►

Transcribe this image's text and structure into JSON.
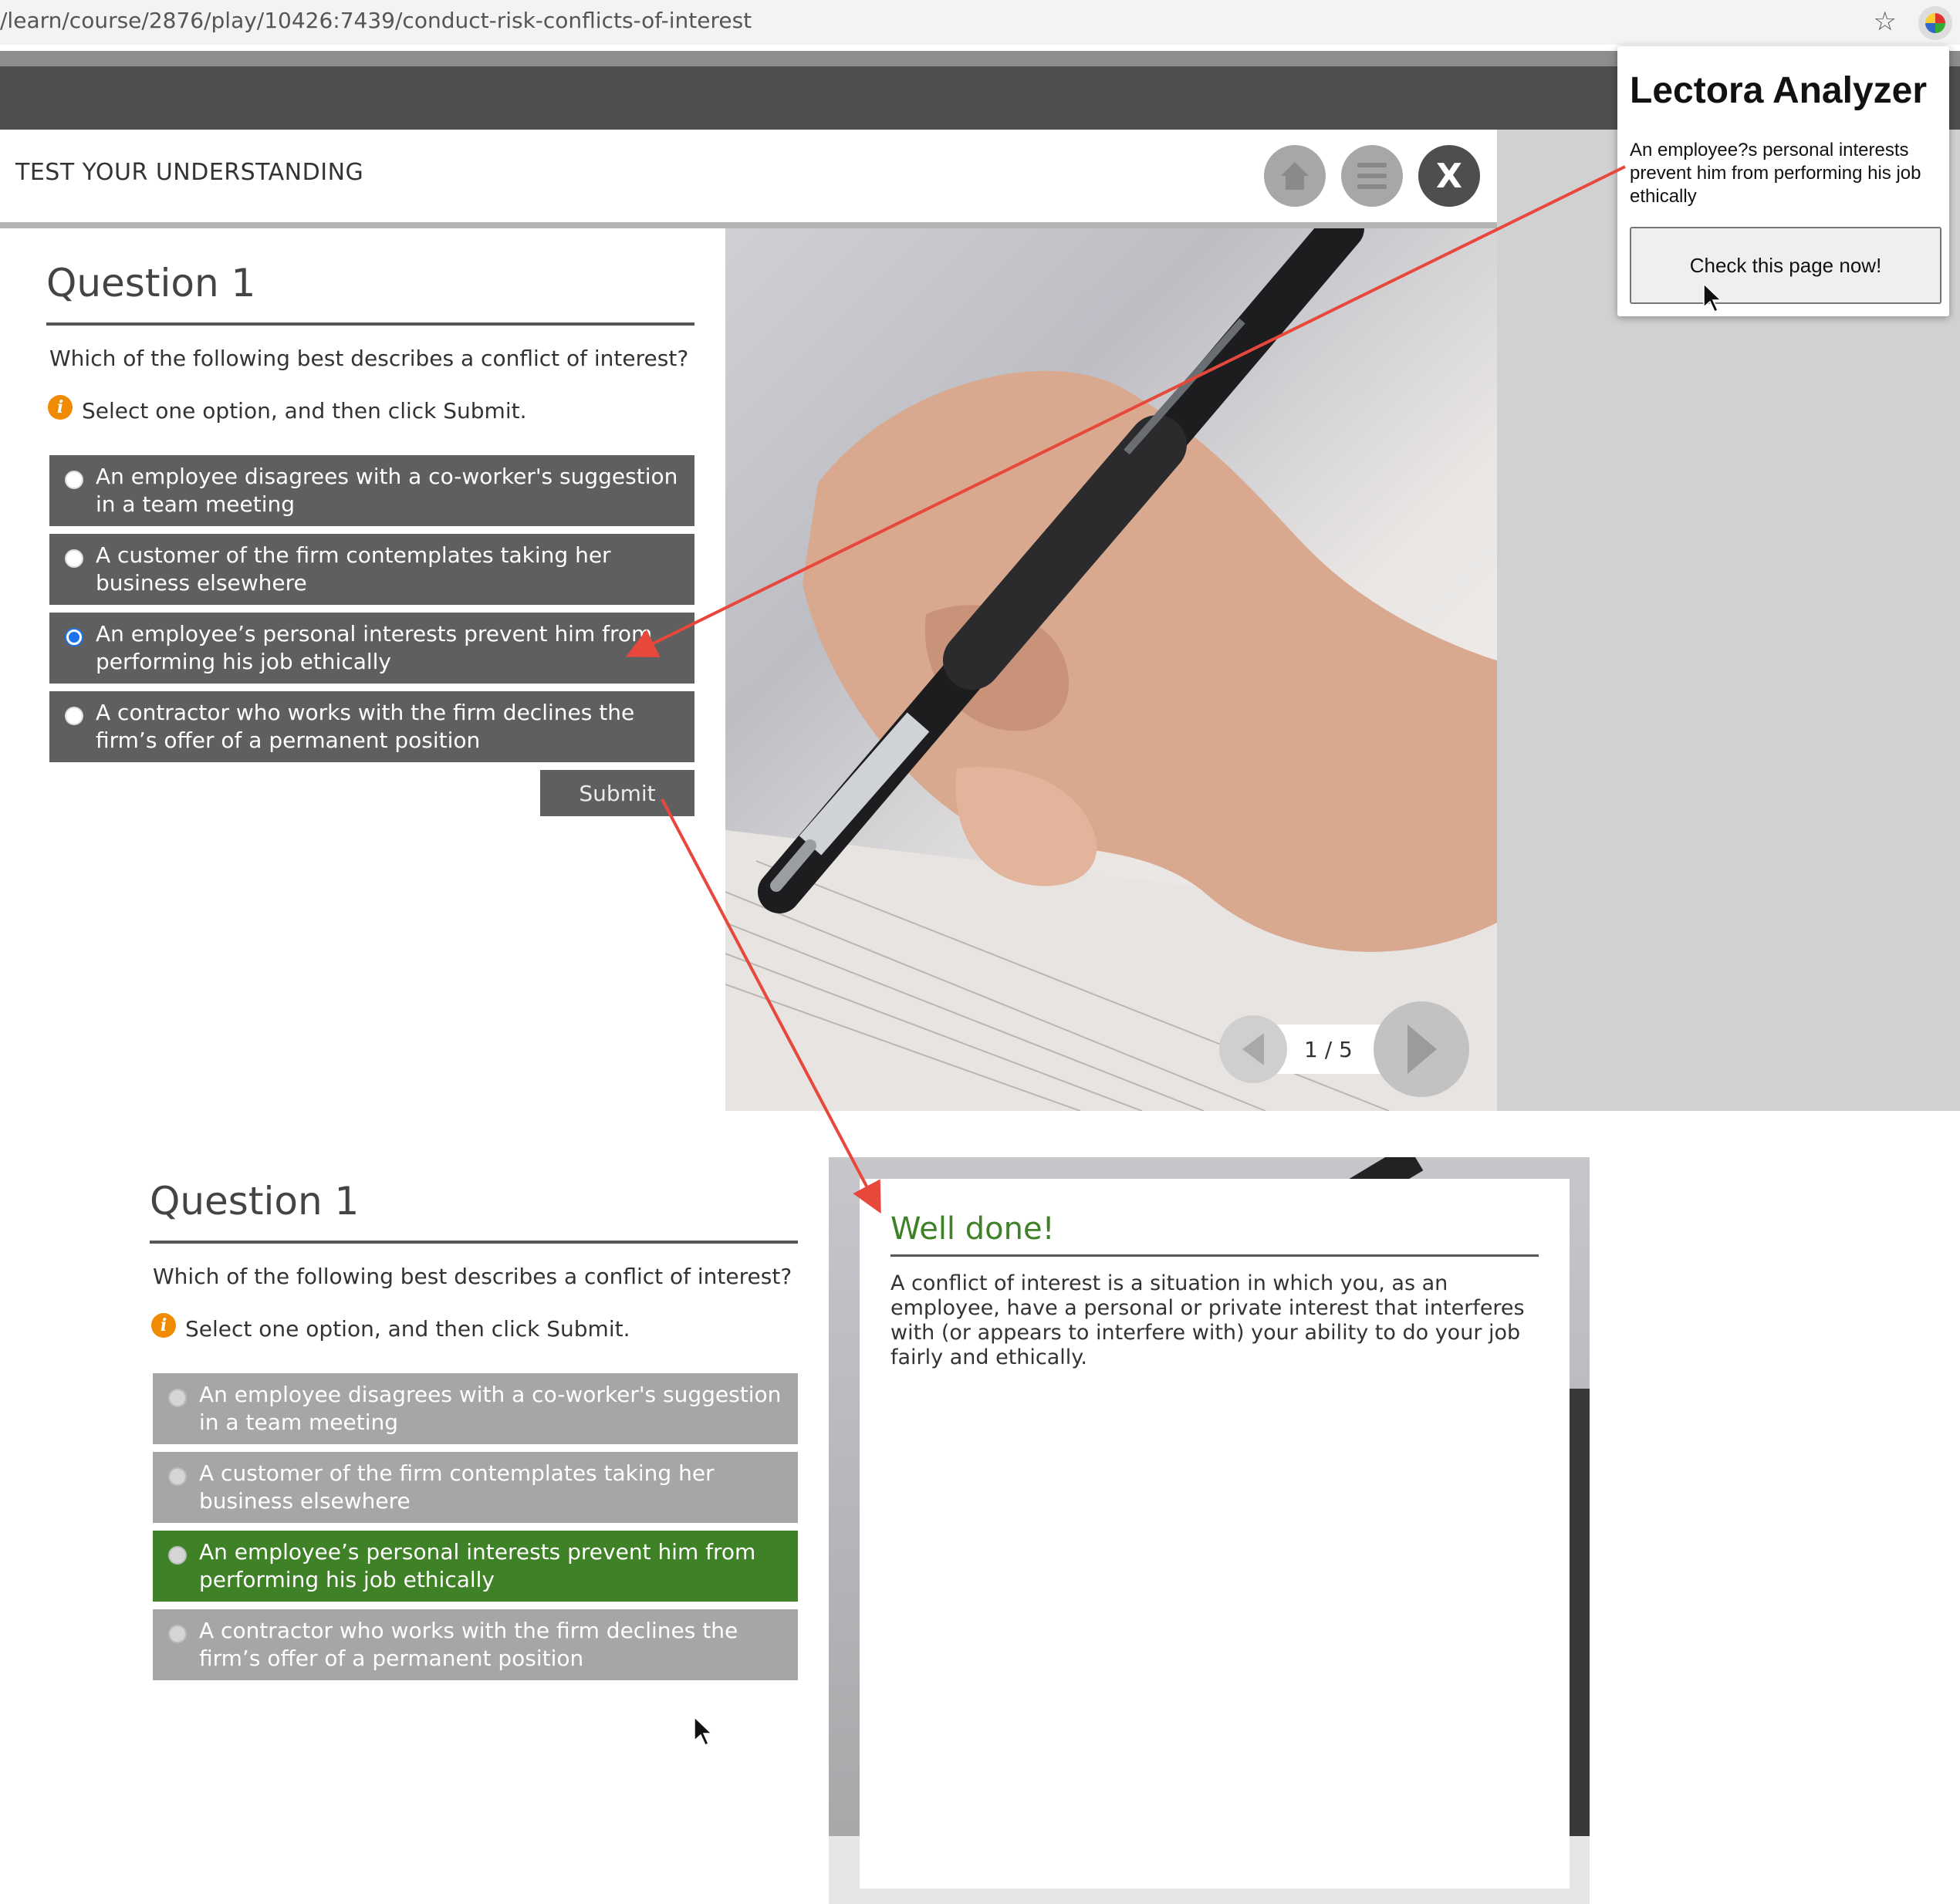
{
  "browser": {
    "url": "/learn/course/2876/play/10426:7439/conduct-risk-conflicts-of-interest",
    "star_icon": "star-icon",
    "extension_icon": "lectora-extension-icon"
  },
  "course": {
    "header_title": "TEST YOUR UNDERSTANDING",
    "close_label": "X",
    "page_indicator": "1 / 5"
  },
  "question": {
    "title": "Question 1",
    "prompt": "Which of the following best describes a conflict of interest?",
    "instruction": "Select one option, and then click Submit.",
    "info_icon_glyph": "i",
    "options": [
      {
        "label": "An employee disagrees with a co-worker's suggestion in a team meeting"
      },
      {
        "label": "A customer of the firm contemplates taking her business elsewhere"
      },
      {
        "label": "An employee’s personal interests prevent him from performing his job ethically"
      },
      {
        "label": "A contractor who works with the firm declines the firm’s offer of a permanent position"
      }
    ],
    "selected_index": 2,
    "submit_label": "Submit"
  },
  "analyzer": {
    "title": "Lectora Analyzer",
    "text": "An employee?s personal interests prevent him from performing his job ethically",
    "button_label": "Check this page now!"
  },
  "result": {
    "question_title": "Question 1",
    "prompt": "Which of the following best describes a conflict of interest?",
    "instruction": "Select one option, and then click Submit.",
    "options": [
      {
        "label": "An employee disagrees with a co-worker's suggestion in a team meeting",
        "state": "disabled"
      },
      {
        "label": "A customer of the firm contemplates taking her business elsewhere",
        "state": "disabled"
      },
      {
        "label": "An employee’s personal interests prevent him from performing his job ethically",
        "state": "correct"
      },
      {
        "label": "A contractor who works with the firm declines the firm’s offer of a permanent position",
        "state": "disabled"
      }
    ],
    "feedback_title": "Well done!",
    "feedback_text": "A conflict of interest is a situation in which you, as an employee, have a personal or private interest that interferes with (or appears to interfere with) your ability to do your job fairly and ethically."
  },
  "colors": {
    "correct_green": "#3e8126",
    "option_gray": "#5f5f5f",
    "option_disabled": "#a6a6a6",
    "annotation_arrow": "#e8473b",
    "info_orange": "#f08a00"
  }
}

◄

Exercise |
Locate all lines in the listing above with the word "permanent" and copy them.

Correct answer |
        "label": "A contractor who works with the firm declines the firm’s offer of a permanent position"
        "label": "A contractor who works with the firm declines the firm’s offer of a permanent position",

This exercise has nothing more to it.